Items from a data source
§

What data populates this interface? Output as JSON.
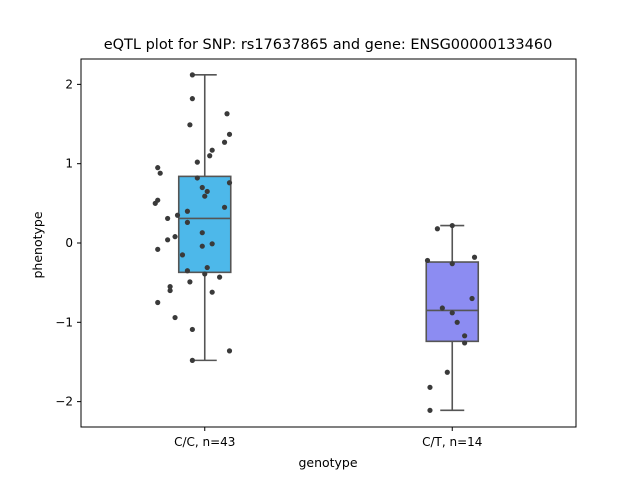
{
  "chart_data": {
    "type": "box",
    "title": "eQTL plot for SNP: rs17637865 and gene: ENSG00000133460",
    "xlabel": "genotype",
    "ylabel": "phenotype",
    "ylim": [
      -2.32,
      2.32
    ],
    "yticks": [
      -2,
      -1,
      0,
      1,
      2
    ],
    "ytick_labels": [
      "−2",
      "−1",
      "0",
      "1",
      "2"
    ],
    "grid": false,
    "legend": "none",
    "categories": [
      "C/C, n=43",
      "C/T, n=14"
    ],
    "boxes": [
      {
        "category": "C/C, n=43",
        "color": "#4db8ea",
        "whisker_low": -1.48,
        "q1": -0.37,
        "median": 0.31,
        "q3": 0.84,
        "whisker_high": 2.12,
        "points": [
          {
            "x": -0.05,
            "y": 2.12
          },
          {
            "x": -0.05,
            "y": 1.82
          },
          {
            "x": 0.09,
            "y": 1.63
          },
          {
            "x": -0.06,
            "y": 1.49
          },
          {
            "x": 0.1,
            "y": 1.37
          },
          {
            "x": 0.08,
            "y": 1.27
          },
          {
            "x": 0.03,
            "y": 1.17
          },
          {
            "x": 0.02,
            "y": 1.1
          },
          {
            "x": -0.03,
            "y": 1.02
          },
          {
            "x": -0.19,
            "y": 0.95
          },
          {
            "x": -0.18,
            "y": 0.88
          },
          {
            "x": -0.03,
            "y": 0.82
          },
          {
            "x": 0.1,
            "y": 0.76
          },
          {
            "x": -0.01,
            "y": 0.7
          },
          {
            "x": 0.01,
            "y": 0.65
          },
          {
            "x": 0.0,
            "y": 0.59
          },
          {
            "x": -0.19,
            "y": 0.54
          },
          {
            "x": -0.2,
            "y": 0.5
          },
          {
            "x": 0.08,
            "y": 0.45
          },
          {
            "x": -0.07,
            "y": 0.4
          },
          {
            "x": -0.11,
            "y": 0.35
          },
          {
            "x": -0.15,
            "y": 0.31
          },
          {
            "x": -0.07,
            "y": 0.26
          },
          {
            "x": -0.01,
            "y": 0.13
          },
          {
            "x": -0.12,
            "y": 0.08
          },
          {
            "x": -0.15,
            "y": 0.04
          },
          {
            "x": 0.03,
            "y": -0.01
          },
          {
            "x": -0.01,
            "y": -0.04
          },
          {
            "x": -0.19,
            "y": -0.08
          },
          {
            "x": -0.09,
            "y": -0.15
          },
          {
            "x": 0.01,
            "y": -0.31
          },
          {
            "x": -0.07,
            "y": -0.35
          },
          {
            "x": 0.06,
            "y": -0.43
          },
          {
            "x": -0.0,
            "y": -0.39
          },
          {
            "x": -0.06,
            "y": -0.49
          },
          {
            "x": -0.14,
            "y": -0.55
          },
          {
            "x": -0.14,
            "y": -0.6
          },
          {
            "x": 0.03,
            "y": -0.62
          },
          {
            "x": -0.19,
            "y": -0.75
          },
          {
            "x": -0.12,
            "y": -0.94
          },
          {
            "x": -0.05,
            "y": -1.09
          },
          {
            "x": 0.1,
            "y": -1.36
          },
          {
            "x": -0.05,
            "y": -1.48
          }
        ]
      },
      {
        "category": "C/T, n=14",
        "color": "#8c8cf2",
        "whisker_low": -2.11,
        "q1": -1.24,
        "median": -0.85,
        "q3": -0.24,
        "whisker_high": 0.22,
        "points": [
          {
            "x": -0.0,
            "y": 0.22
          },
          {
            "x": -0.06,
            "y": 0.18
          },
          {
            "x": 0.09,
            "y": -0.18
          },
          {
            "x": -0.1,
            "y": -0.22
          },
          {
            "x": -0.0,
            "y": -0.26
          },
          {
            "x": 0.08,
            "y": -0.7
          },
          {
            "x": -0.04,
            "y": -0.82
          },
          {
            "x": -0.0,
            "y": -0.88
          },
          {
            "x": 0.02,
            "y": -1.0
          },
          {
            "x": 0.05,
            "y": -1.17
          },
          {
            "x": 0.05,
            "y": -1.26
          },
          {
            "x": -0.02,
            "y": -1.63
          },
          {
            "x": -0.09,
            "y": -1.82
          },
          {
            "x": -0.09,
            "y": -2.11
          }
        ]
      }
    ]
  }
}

§

What comes back should match the records exactly, minus any pictures.

The solution
What data populates this interface? Output as JSON.
{
  "chart_data": {
    "type": "box",
    "title": "eQTL plot for SNP: rs17637865 and gene: ENSG00000133460",
    "xlabel": "genotype",
    "ylabel": "phenotype",
    "ylim": [
      -2.32,
      2.32
    ],
    "yticks": [
      -2,
      -1,
      0,
      1,
      2
    ],
    "ytick_labels": [
      "−2",
      "−1",
      "0",
      "1",
      "2"
    ],
    "grid": false,
    "legend": "none",
    "categories": [
      "C/C, n=43",
      "C/T, n=14"
    ],
    "boxes": [
      {
        "category": "C/C, n=43",
        "color": "#4db8ea",
        "whisker_low": -1.48,
        "q1": -0.37,
        "median": 0.31,
        "q3": 0.84,
        "whisker_high": 2.12,
        "points": [
          {
            "x": -0.05,
            "y": 2.12
          },
          {
            "x": -0.05,
            "y": 1.82
          },
          {
            "x": 0.09,
            "y": 1.63
          },
          {
            "x": -0.06,
            "y": 1.49
          },
          {
            "x": 0.1,
            "y": 1.37
          },
          {
            "x": 0.08,
            "y": 1.27
          },
          {
            "x": 0.03,
            "y": 1.17
          },
          {
            "x": 0.02,
            "y": 1.1
          },
          {
            "x": -0.03,
            "y": 1.02
          },
          {
            "x": -0.19,
            "y": 0.95
          },
          {
            "x": -0.18,
            "y": 0.88
          },
          {
            "x": -0.03,
            "y": 0.82
          },
          {
            "x": 0.1,
            "y": 0.76
          },
          {
            "x": -0.01,
            "y": 0.7
          },
          {
            "x": 0.01,
            "y": 0.65
          },
          {
            "x": 0.0,
            "y": 0.59
          },
          {
            "x": -0.19,
            "y": 0.54
          },
          {
            "x": -0.2,
            "y": 0.5
          },
          {
            "x": 0.08,
            "y": 0.45
          },
          {
            "x": -0.07,
            "y": 0.4
          },
          {
            "x": -0.11,
            "y": 0.35
          },
          {
            "x": -0.15,
            "y": 0.31
          },
          {
            "x": -0.07,
            "y": 0.26
          },
          {
            "x": -0.01,
            "y": 0.13
          },
          {
            "x": -0.12,
            "y": 0.08
          },
          {
            "x": -0.15,
            "y": 0.04
          },
          {
            "x": 0.03,
            "y": -0.01
          },
          {
            "x": -0.01,
            "y": -0.04
          },
          {
            "x": -0.19,
            "y": -0.08
          },
          {
            "x": -0.09,
            "y": -0.15
          },
          {
            "x": 0.01,
            "y": -0.31
          },
          {
            "x": -0.07,
            "y": -0.35
          },
          {
            "x": 0.06,
            "y": -0.43
          },
          {
            "x": -0.0,
            "y": -0.39
          },
          {
            "x": -0.06,
            "y": -0.49
          },
          {
            "x": -0.14,
            "y": -0.55
          },
          {
            "x": -0.14,
            "y": -0.6
          },
          {
            "x": 0.03,
            "y": -0.62
          },
          {
            "x": -0.19,
            "y": -0.75
          },
          {
            "x": -0.12,
            "y": -0.94
          },
          {
            "x": -0.05,
            "y": -1.09
          },
          {
            "x": 0.1,
            "y": -1.36
          },
          {
            "x": -0.05,
            "y": -1.48
          }
        ]
      },
      {
        "category": "C/T, n=14",
        "color": "#8c8cf2",
        "whisker_low": -2.11,
        "q1": -1.24,
        "median": -0.85,
        "q3": -0.24,
        "whisker_high": 0.22,
        "points": [
          {
            "x": -0.0,
            "y": 0.22
          },
          {
            "x": -0.06,
            "y": 0.18
          },
          {
            "x": 0.09,
            "y": -0.18
          },
          {
            "x": -0.1,
            "y": -0.22
          },
          {
            "x": -0.0,
            "y": -0.26
          },
          {
            "x": 0.08,
            "y": -0.7
          },
          {
            "x": -0.04,
            "y": -0.82
          },
          {
            "x": -0.0,
            "y": -0.88
          },
          {
            "x": 0.02,
            "y": -1.0
          },
          {
            "x": 0.05,
            "y": -1.17
          },
          {
            "x": 0.05,
            "y": -1.26
          },
          {
            "x": -0.02,
            "y": -1.63
          },
          {
            "x": -0.09,
            "y": -1.82
          },
          {
            "x": -0.09,
            "y": -2.11
          }
        ]
      }
    ]
  }
}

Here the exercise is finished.